#### [TEXT EXTRACT]
-------

The Big Sip

Image: CNN
The take: Iceland just lost its status as one of only two mosquito-free places on Earth. Three insects in a backyard garden mark a climate-driven ecological shift.
What happened: Citizen scientist Björn Hjaltason caught three Culiseta annulata mosquitoes on wine ribbon traps in his garden in Kjós near Reykjavik on 16 October 2025, ending Iceland's millennia-long mosquito-free status.
Why it matters: Iceland's identity included being the land where mosquitoes couldn't survive. That distinction is now historical. Antarctica stands alone as the last mosquito-free continent.
What to watch: Monitoring winter survival through early 2026 to confirm establishment, tracking additional species arrivals via shipping routes, and observing whether Antarctica maintains its status as warming continues.
[Report] CNN covers the species identification, discoverer's reaction, and establishment likelihood. Published 21 Oct 2025
The species Culiseta annulata survives harsh winters by sheltering in human structures like basements and barns, giving it strong odds for permanent establishment.

-------

#### [OBJECTIVES]
(a) Repeat the Iceland mosquito summary word for word, everything from "The Big Sip" down to "last mosquito-free continent.".
(b) Say yes or no for each statement about the Iceland mosquito summary, and back each one with the deciding words quoted from it. (i) The three mosquitoes were caught in a garden in Kjós on 16 October 2025. (ii) Besides Antarctica, another continent is still free of mosquitoes. (iii) Culiseta annulata gets through winter by sheltering in buildings such as basements and barns.
The listing that comes after this point isn't needed.

#### [DATA PROVIDED]
-------

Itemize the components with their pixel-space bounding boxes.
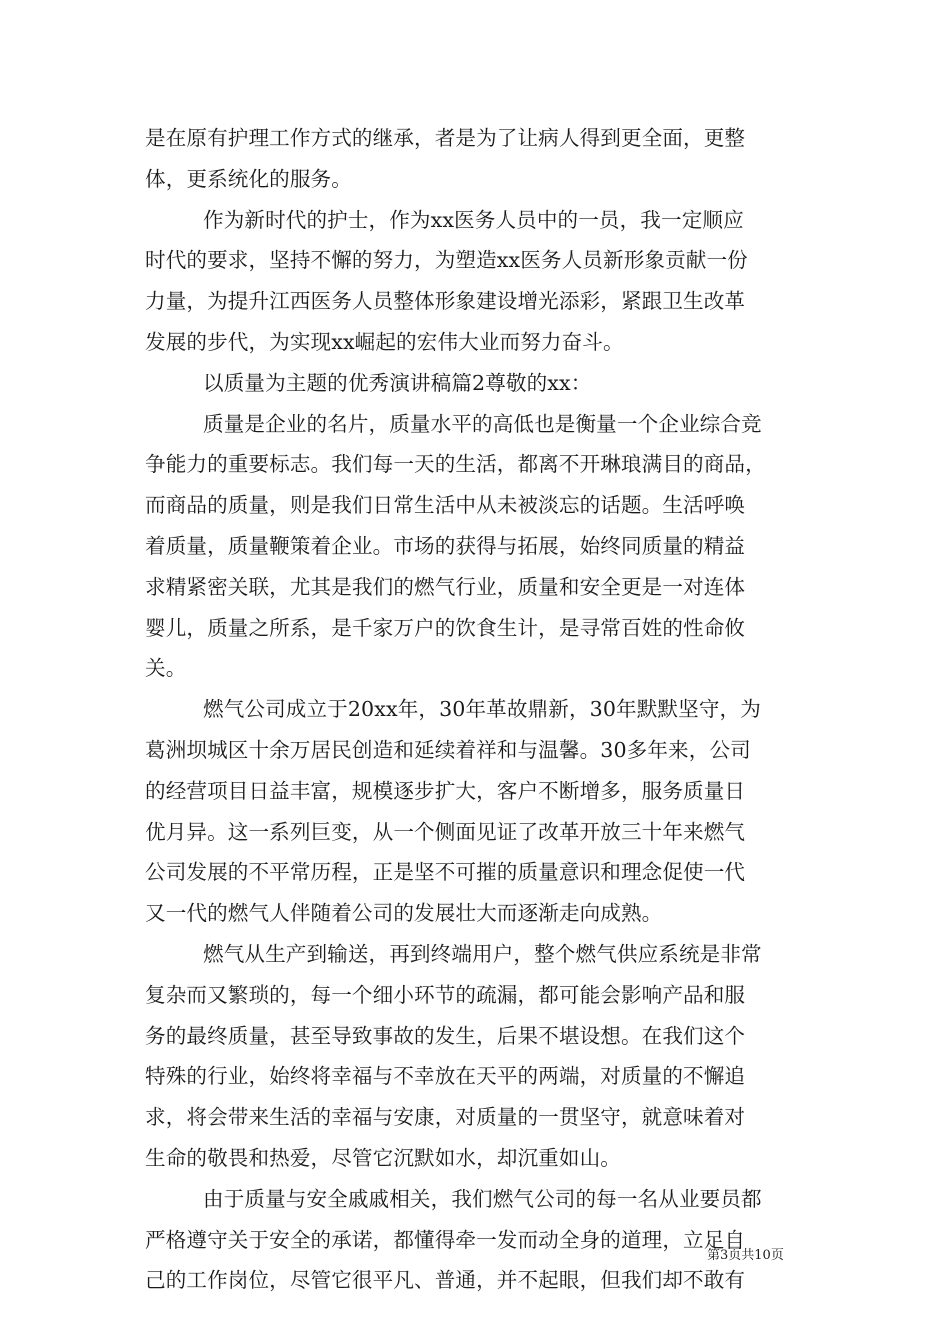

-------

#### [TASK-BY-TASK ANSWERS]
(a)
The Big Sip

Image: CNN
The take: Iceland just lost its status as one of only two mosquito-free places on Earth. Three insects in a backyard garden mark a climate-driven ecological shift.
What happened: Citizen scientist Björn Hjaltason caught three Culiseta annulata mosquitoes on wine ribbon traps in his garden in Kjós near Reykjavik on 16 October 2025, ending Iceland's millennia-long mosquito-free status.
Why it matters: Iceland's identity included being the land where mosquitoes couldn't survive. That distinction is now historical. Antarctica stands alone as the last mosquito-free continent.

(b)
(i) Yes: "in his garden in Kjós near Reykjavik on 16 October 2025"
(ii) No: "Antarctica stands alone as the last mosquito-free continent."
(iii) Yes: "survives harsh winters by sheltering in human structures like basements and barns"